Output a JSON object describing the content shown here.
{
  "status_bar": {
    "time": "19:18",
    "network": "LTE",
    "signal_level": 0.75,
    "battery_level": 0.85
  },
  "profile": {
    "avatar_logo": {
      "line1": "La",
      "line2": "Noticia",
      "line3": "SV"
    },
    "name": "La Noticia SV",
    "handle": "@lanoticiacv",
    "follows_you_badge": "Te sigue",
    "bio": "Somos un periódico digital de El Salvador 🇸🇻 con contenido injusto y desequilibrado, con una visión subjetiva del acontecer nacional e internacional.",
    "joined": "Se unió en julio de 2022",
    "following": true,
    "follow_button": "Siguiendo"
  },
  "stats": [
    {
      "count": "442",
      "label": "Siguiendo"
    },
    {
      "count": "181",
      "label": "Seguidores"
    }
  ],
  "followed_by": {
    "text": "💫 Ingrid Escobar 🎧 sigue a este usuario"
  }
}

● ● ● ●

• [GOAL]
Would you write down every record again, exactly?

• [SOLUTION FOR THIS TASK]
Output a JSON object describing the content shown here.
{
  "status_bar": {
    "time": "19:18",
    "network": "LTE",
    "signal_level": 0.75,
    "battery_level": 0.85
  },
  "profile": {
    "avatar_logo": {
      "line1": "La",
      "line2": "Noticia",
      "line3": "SV"
    },
    "name": "La Noticia SV",
    "handle": "@lanoticiacv",
    "follows_you_badge": "Te sigue",
    "bio": "Somos un periódico digital de El Salvador 🇸🇻 con contenido injusto y desequilibrado, con una visión subjetiva del acontecer nacional e internacional.",
    "joined": "Se unió en julio de 2022",
    "following": true,
    "follow_button": "Siguiendo"
  },
  "stats": [
    {
      "count": "442",
      "label": "Siguiendo"
    },
    {
      "count": "181",
      "label": "Seguidores"
    }
  ],
  "followed_by": {
    "text": "💫 Ingrid Escobar 🎧 sigue a este usuario"
  }
}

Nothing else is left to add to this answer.